● **Problem statement**: Each line containing the word "cooking" should be found and copied.

━━━━━ Records for the task ━━━━━

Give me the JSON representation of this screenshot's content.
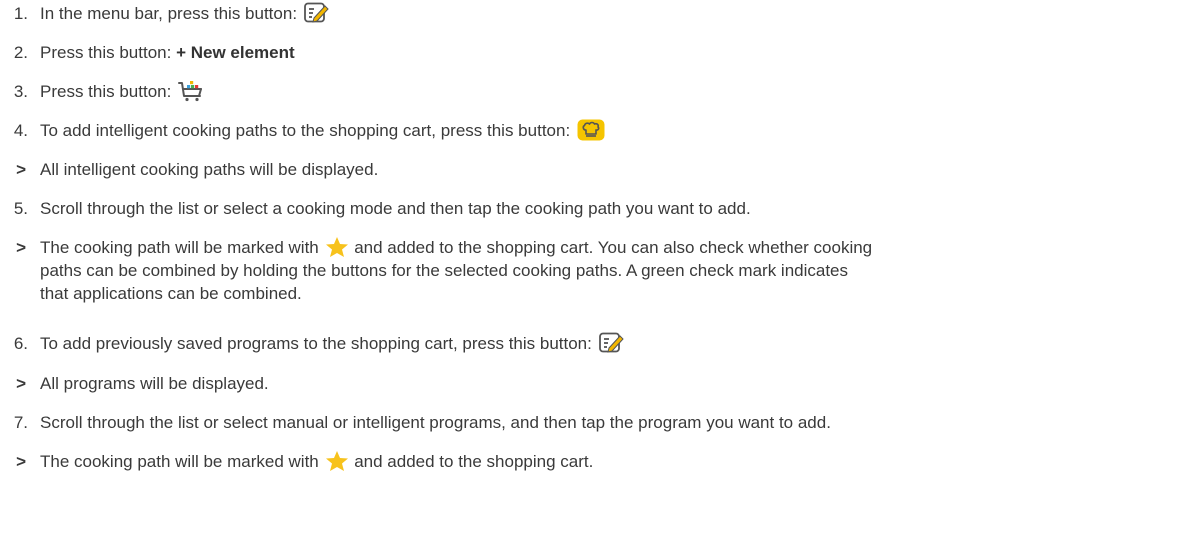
{
  "steps": [
    {
      "marker": "1.",
      "text": "In the menu bar, press this button: ",
      "icon": "edit-list-icon"
    },
    {
      "marker": "2.",
      "text": "Press this button: ",
      "bold": "+ New element"
    },
    {
      "marker": "3.",
      "text": "Press this button: ",
      "icon": "shopping-cart-icon"
    },
    {
      "marker": "4.",
      "text": "To add intelligent cooking paths to the shopping cart, press this button: ",
      "icon": "chef-hat-icon"
    },
    {
      "marker": ">",
      "text": "All intelligent cooking paths will be displayed."
    },
    {
      "marker": "5.",
      "text": "Scroll through the list or select a cooking mode and then tap the cooking path you want to add."
    },
    {
      "marker": ">",
      "text_before": "The cooking path will be marked with ",
      "icon": "star-icon",
      "text_after_line1": " and added to the shopping cart. You can also check whether cooking",
      "line2": "paths can be combined by holding the buttons for the selected cooking paths. A green check mark indicates",
      "line3": "that applications can be combined."
    },
    {
      "marker": "6.",
      "text": "To add previously saved programs to the shopping cart, press this button: ",
      "icon": "edit-list-icon"
    },
    {
      "marker": ">",
      "text": "All programs will be displayed."
    },
    {
      "marker": "7.",
      "text": "Scroll through the list or select manual or intelligent programs, and then tap the program you want to add."
    },
    {
      "marker": ">",
      "text_before": "The cooking path will be marked with ",
      "icon": "star-icon",
      "text_after": " and added to the shopping cart."
    }
  ],
  "colors": {
    "text": "#3a3a3a",
    "star": "#f7c21c",
    "chef_badge": "#f5c400",
    "edit_icon": "#555555",
    "edit_pencil": "#f2b600",
    "cart_dots": [
      "#f2b600",
      "#3aa0dc",
      "#4caf50",
      "#e53935"
    ]
  }
}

━━━━━

● **Solution to this task**:
      "text": "To add intelligent cooking paths to the shopping cart, press this button: ",
      "text": "All intelligent cooking paths will be displayed."
      "text": "Scroll through the list or select a cooking mode and then tap the cooking path you want to add."
      "text_before": "The cooking path will be marked with ",
      "text_after_line1": " and added to the shopping cart. You can also check whether cooking",
      "line2": "paths can be combined by holding the buttons for the selected cooking paths. A green check mark indicates",
      "text_before": "The cooking path will be marked with ",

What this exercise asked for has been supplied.